**Task:**
Gather up all lines that carry the word "pixels".

**Material supplied:**
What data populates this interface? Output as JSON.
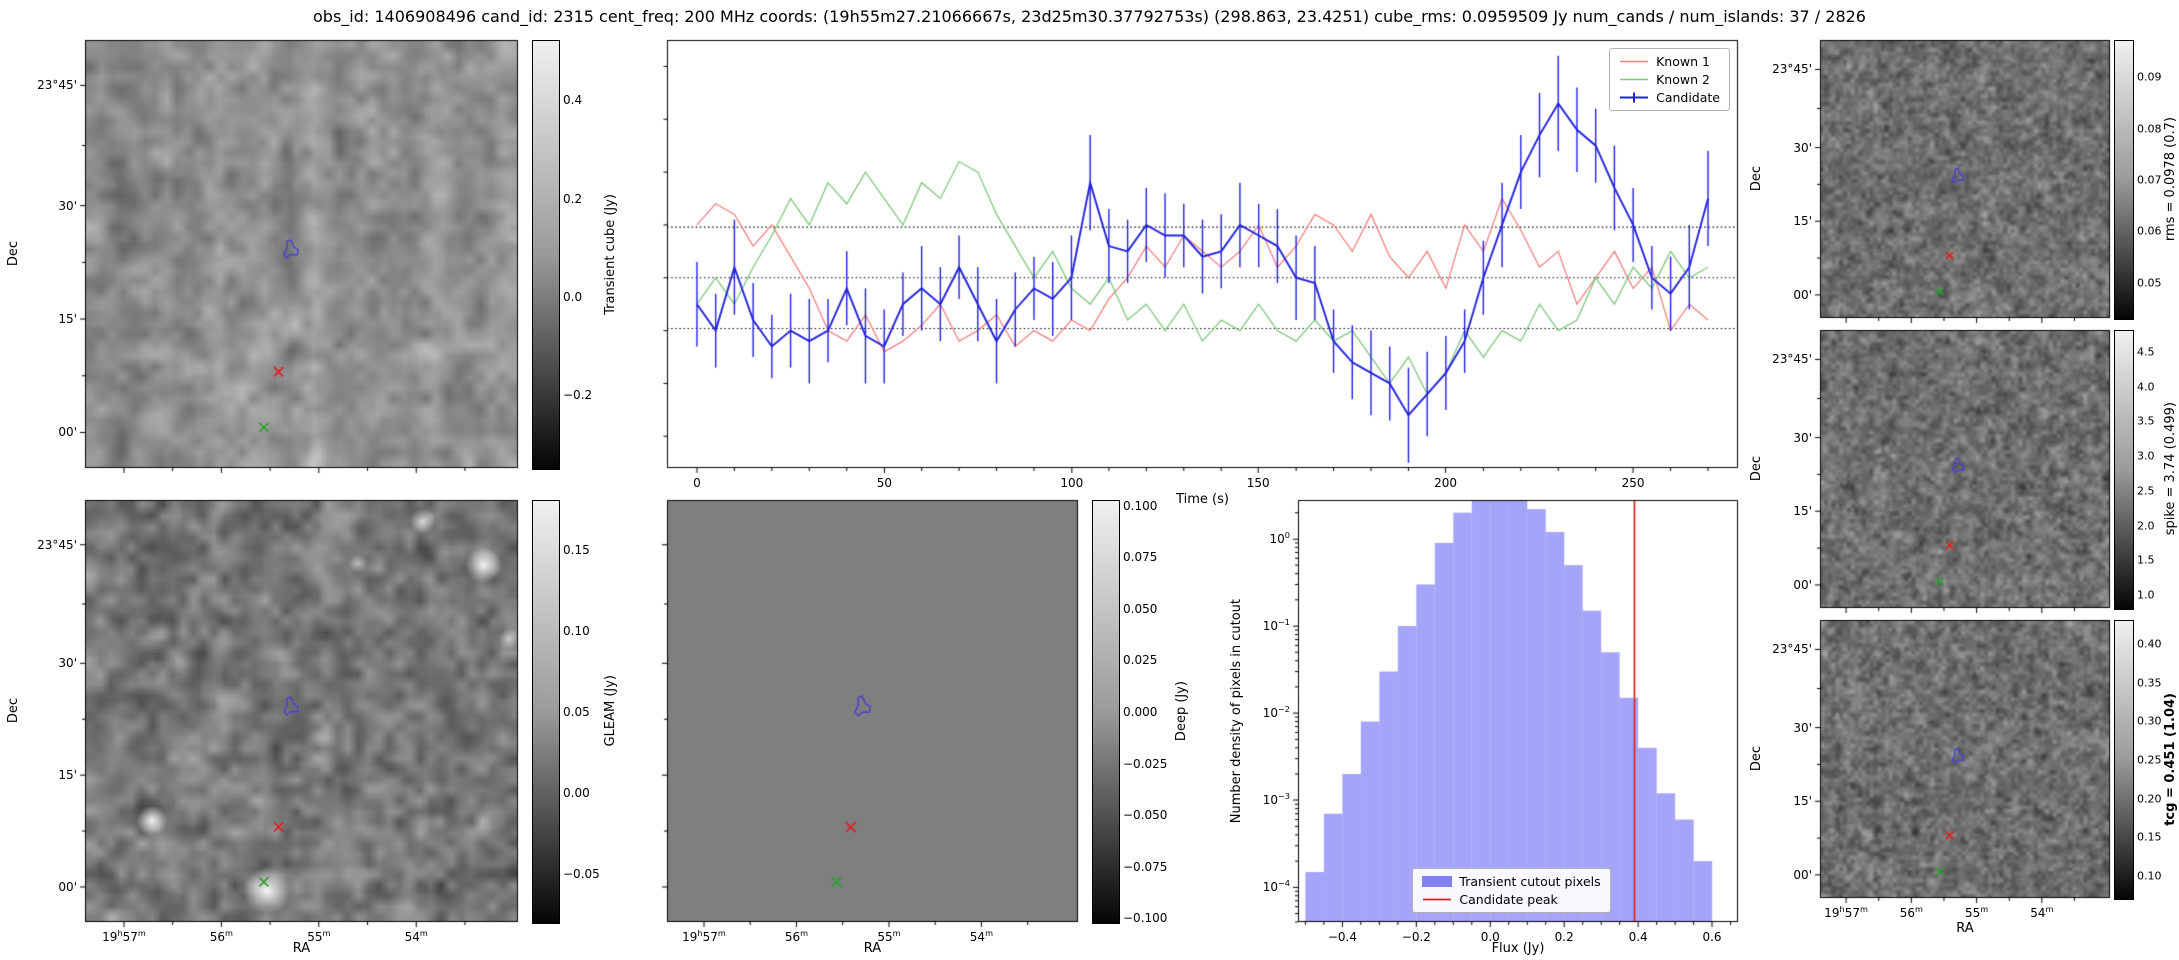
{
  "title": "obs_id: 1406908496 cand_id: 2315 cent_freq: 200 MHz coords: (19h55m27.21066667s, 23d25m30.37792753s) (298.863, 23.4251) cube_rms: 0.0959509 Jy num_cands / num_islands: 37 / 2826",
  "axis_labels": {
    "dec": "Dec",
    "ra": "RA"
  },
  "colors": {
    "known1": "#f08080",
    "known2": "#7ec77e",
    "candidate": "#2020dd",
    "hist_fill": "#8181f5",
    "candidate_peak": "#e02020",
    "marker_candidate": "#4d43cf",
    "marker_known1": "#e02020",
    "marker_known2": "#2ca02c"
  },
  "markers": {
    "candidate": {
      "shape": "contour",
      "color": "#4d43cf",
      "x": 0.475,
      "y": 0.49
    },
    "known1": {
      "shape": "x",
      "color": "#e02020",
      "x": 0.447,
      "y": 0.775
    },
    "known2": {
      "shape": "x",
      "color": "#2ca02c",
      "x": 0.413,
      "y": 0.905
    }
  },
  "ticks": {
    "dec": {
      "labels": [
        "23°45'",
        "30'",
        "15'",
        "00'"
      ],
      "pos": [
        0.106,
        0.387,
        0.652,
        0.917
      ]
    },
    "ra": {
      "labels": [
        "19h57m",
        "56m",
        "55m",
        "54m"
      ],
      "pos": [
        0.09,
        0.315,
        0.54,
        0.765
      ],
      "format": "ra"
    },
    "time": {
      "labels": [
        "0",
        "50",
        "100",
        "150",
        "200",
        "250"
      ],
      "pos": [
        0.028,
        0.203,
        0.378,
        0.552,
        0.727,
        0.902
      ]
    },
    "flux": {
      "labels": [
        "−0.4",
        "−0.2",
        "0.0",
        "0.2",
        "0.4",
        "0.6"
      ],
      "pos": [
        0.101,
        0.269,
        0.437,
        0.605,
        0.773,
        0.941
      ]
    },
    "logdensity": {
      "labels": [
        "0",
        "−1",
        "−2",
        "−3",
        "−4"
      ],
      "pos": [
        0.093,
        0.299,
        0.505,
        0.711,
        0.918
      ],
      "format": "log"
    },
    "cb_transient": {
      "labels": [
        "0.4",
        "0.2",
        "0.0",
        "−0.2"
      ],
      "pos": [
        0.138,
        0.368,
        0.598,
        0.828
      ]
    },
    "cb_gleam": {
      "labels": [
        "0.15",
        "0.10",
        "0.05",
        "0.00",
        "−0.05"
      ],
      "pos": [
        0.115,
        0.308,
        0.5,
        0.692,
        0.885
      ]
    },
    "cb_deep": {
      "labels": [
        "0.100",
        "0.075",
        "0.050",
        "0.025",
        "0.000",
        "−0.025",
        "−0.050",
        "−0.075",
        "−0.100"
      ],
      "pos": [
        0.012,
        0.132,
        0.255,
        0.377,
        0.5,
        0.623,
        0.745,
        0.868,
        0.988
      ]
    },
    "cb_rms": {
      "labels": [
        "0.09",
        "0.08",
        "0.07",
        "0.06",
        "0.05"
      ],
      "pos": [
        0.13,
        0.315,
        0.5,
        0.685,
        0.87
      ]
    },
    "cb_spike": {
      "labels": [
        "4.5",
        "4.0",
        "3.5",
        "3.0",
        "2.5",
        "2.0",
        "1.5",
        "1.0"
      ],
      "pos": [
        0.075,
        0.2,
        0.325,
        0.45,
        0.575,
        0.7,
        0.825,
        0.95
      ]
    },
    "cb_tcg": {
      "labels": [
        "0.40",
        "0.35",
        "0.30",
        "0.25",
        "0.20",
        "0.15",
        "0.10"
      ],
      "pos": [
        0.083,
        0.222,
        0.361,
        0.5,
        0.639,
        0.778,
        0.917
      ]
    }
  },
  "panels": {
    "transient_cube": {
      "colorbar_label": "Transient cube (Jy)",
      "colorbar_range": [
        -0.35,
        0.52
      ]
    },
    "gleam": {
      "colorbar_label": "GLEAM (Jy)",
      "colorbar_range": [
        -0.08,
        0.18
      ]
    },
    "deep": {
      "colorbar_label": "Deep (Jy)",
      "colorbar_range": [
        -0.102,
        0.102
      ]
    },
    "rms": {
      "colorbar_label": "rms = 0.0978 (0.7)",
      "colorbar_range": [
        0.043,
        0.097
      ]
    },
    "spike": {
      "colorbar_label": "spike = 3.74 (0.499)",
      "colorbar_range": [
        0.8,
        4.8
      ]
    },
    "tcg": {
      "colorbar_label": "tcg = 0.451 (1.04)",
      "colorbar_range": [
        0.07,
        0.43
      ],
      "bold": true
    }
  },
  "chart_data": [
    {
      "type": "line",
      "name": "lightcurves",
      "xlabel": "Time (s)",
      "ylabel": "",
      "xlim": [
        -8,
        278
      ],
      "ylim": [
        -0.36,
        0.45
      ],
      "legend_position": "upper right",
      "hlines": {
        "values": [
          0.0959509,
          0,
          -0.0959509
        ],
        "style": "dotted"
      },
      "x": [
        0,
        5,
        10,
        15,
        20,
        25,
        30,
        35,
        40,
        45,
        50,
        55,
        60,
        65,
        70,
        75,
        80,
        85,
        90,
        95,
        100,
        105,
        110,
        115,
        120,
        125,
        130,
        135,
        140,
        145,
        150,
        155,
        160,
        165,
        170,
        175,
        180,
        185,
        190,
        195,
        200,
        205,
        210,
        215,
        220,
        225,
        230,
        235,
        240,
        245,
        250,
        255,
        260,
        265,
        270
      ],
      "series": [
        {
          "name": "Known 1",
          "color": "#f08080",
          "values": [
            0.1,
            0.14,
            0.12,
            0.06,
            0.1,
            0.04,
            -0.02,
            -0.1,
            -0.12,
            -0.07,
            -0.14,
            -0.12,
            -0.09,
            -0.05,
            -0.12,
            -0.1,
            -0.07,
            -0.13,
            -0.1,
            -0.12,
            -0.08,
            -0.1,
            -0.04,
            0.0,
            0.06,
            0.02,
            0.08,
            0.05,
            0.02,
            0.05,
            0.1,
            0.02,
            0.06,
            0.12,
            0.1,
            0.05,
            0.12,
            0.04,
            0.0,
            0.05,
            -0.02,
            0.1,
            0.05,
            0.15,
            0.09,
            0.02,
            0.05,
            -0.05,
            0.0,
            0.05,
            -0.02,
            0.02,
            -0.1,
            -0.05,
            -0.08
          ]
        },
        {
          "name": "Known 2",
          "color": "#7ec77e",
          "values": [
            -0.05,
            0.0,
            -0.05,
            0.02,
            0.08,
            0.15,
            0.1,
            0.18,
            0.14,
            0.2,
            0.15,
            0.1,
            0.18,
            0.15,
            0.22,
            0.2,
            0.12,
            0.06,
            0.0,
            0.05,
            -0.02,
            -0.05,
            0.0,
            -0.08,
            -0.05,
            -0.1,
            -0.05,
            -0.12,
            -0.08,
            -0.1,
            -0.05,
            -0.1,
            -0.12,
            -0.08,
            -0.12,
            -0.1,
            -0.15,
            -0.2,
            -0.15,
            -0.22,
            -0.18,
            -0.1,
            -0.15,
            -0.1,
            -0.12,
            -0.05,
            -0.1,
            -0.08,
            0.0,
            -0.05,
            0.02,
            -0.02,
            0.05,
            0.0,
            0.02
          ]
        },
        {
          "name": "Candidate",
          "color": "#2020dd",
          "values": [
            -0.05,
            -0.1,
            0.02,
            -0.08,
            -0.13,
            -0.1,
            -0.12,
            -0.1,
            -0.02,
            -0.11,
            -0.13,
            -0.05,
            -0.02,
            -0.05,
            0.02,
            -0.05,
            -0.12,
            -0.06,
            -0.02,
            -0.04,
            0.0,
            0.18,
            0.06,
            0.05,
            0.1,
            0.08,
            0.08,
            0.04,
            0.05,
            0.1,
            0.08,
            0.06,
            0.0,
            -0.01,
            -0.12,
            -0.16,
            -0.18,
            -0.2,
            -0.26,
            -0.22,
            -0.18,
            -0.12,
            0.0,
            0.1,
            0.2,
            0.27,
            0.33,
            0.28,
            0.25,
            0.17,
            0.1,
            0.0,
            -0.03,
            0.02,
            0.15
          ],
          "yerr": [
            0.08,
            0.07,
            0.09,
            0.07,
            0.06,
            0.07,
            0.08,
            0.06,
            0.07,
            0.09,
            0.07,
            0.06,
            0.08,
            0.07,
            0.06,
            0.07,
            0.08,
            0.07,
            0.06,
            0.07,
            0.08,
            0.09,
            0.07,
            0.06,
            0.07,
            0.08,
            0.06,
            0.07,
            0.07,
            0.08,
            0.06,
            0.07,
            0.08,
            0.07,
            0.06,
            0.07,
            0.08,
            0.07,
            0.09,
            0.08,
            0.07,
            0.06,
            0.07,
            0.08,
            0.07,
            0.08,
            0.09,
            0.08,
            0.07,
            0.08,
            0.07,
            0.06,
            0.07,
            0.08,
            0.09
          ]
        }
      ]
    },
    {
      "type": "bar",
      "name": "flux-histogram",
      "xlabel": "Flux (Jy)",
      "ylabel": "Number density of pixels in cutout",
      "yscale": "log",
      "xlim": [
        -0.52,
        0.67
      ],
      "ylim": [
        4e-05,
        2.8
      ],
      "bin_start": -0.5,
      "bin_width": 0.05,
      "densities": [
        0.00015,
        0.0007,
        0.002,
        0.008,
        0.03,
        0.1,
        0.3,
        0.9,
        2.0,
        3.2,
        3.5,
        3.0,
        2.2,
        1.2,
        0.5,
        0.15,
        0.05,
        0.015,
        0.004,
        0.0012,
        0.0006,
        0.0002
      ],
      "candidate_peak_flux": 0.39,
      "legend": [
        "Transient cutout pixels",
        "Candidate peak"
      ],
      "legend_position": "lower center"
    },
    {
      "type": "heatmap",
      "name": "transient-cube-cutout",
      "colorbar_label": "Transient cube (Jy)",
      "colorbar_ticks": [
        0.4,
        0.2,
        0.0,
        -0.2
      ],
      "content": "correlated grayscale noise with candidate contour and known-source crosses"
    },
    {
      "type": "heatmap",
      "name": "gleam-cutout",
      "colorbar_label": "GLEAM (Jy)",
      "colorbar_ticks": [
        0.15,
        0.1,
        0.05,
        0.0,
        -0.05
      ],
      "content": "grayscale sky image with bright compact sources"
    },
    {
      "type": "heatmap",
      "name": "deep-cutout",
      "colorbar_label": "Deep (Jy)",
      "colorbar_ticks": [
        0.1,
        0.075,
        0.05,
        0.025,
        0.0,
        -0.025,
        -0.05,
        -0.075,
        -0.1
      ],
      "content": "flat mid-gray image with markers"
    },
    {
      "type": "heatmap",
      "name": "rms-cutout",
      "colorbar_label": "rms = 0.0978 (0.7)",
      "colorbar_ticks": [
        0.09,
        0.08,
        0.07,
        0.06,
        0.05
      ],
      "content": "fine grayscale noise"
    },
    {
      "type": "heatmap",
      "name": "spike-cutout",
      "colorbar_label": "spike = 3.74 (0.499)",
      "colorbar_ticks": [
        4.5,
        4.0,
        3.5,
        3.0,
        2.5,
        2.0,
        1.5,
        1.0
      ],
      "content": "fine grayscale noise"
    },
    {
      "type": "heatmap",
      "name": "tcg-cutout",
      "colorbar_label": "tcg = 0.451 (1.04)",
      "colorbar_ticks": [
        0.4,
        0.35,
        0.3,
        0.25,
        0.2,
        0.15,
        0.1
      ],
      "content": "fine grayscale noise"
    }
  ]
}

**Response to this task:**
      "ylabel": "Number density of pixels in cutout",
        "Transient cutout pixels",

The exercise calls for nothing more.